▶ **What the exercise asks**: All the data should be repeated exactly. Any image in it is left out.
--- Start The records ---
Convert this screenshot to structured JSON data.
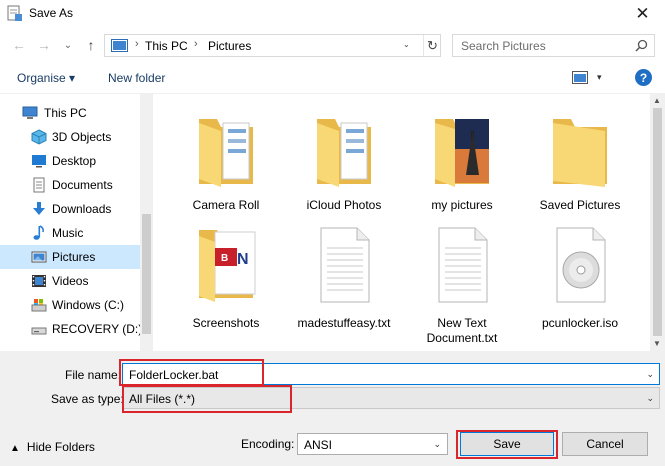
{
  "window": {
    "title": "Save As",
    "close_glyph": "✕"
  },
  "nav": {
    "back_glyph": "←",
    "forward_glyph": "→",
    "recent_glyph": "⌄",
    "up_glyph": "↑",
    "breadcrumb": [
      "This PC",
      "Pictures"
    ],
    "breadcrumb_sep": "›",
    "address_dropdown_glyph": "⌄",
    "refresh_glyph": "↻",
    "search_placeholder": "Search Pictures"
  },
  "toolbar": {
    "organise_label": "Organise ▾",
    "new_folder_label": "New folder",
    "view_caret": "▾",
    "help_label": "?"
  },
  "sidebar": {
    "items": [
      {
        "label": "This PC",
        "icon": "computer-icon",
        "selected": false
      },
      {
        "label": "3D Objects",
        "icon": "cube-icon",
        "selected": false
      },
      {
        "label": "Desktop",
        "icon": "desktop-icon",
        "selected": false
      },
      {
        "label": "Documents",
        "icon": "document-icon",
        "selected": false
      },
      {
        "label": "Downloads",
        "icon": "download-icon",
        "selected": false
      },
      {
        "label": "Music",
        "icon": "music-icon",
        "selected": false
      },
      {
        "label": "Pictures",
        "icon": "pictures-icon",
        "selected": true
      },
      {
        "label": "Videos",
        "icon": "video-icon",
        "selected": false
      },
      {
        "label": "Windows (C:)",
        "icon": "drive-icon",
        "selected": false
      },
      {
        "label": "RECOVERY (D:)",
        "icon": "drive-icon",
        "selected": false
      }
    ]
  },
  "files": [
    {
      "name": "Camera Roll",
      "icon": "folder-icon"
    },
    {
      "name": "iCloud Photos",
      "icon": "folder-icon"
    },
    {
      "name": "my pictures",
      "icon": "folder-photo-icon"
    },
    {
      "name": "Saved Pictures",
      "icon": "folder-icon"
    },
    {
      "name": "Screenshots",
      "icon": "folder-screenshot-icon"
    },
    {
      "name": "madestuffeasy.txt",
      "icon": "text-file-icon"
    },
    {
      "name": "New Text Document.txt",
      "icon": "text-file-icon"
    },
    {
      "name": "pcunlocker.iso",
      "icon": "disc-image-icon"
    }
  ],
  "form": {
    "file_name_label": "File name:",
    "file_name_value": "FolderLocker.bat",
    "save_as_type_label": "Save as type:",
    "save_as_type_value": "All Files  (*.*)",
    "dropdown_glyph": "⌄",
    "encoding_label": "Encoding:",
    "encoding_value": "ANSI",
    "hide_folders_label": "Hide Folders",
    "hide_folders_glyph": "▲",
    "save_label": "Save",
    "cancel_label": "Cancel"
  },
  "colors": {
    "accent": "#0078d7",
    "highlight_red": "#d9252b",
    "selected_bg": "#cce8ff",
    "folder": "#f8d775"
  }
}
--- End The records ---
▶ **Expected answer**:
Convert this screenshot to structured JSON data.
{
  "window": {
    "title": "Save As",
    "close_glyph": "✕"
  },
  "nav": {
    "back_glyph": "←",
    "forward_glyph": "→",
    "recent_glyph": "⌄",
    "up_glyph": "↑",
    "breadcrumb": [
      "This PC",
      "Pictures"
    ],
    "breadcrumb_sep": "›",
    "address_dropdown_glyph": "⌄",
    "refresh_glyph": "↻",
    "search_placeholder": "Search Pictures"
  },
  "toolbar": {
    "organise_label": "Organise ▾",
    "new_folder_label": "New folder",
    "view_caret": "▾",
    "help_label": "?"
  },
  "sidebar": {
    "items": [
      {
        "label": "This PC",
        "icon": "computer-icon",
        "selected": false
      },
      {
        "label": "3D Objects",
        "icon": "cube-icon",
        "selected": false
      },
      {
        "label": "Desktop",
        "icon": "desktop-icon",
        "selected": false
      },
      {
        "label": "Documents",
        "icon": "document-icon",
        "selected": false
      },
      {
        "label": "Downloads",
        "icon": "download-icon",
        "selected": false
      },
      {
        "label": "Music",
        "icon": "music-icon",
        "selected": false
      },
      {
        "label": "Pictures",
        "icon": "pictures-icon",
        "selected": true
      },
      {
        "label": "Videos",
        "icon": "video-icon",
        "selected": false
      },
      {
        "label": "Windows (C:)",
        "icon": "drive-icon",
        "selected": false
      },
      {
        "label": "RECOVERY (D:)",
        "icon": "drive-icon",
        "selected": false
      }
    ]
  },
  "files": [
    {
      "name": "Camera Roll",
      "icon": "folder-icon"
    },
    {
      "name": "iCloud Photos",
      "icon": "folder-icon"
    },
    {
      "name": "my pictures",
      "icon": "folder-photo-icon"
    },
    {
      "name": "Saved Pictures",
      "icon": "folder-icon"
    },
    {
      "name": "Screenshots",
      "icon": "folder-screenshot-icon"
    },
    {
      "name": "madestuffeasy.txt",
      "icon": "text-file-icon"
    },
    {
      "name": "New Text Document.txt",
      "icon": "text-file-icon"
    },
    {
      "name": "pcunlocker.iso",
      "icon": "disc-image-icon"
    }
  ],
  "form": {
    "file_name_label": "File name:",
    "file_name_value": "FolderLocker.bat",
    "save_as_type_label": "Save as type:",
    "save_as_type_value": "All Files  (*.*)",
    "dropdown_glyph": "⌄",
    "encoding_label": "Encoding:",
    "encoding_value": "ANSI",
    "hide_folders_label": "Hide Folders",
    "hide_folders_glyph": "▲",
    "save_label": "Save",
    "cancel_label": "Cancel"
  },
  "colors": {
    "accent": "#0078d7",
    "highlight_red": "#d9252b",
    "selected_bg": "#cce8ff",
    "folder": "#f8d775"
  }
}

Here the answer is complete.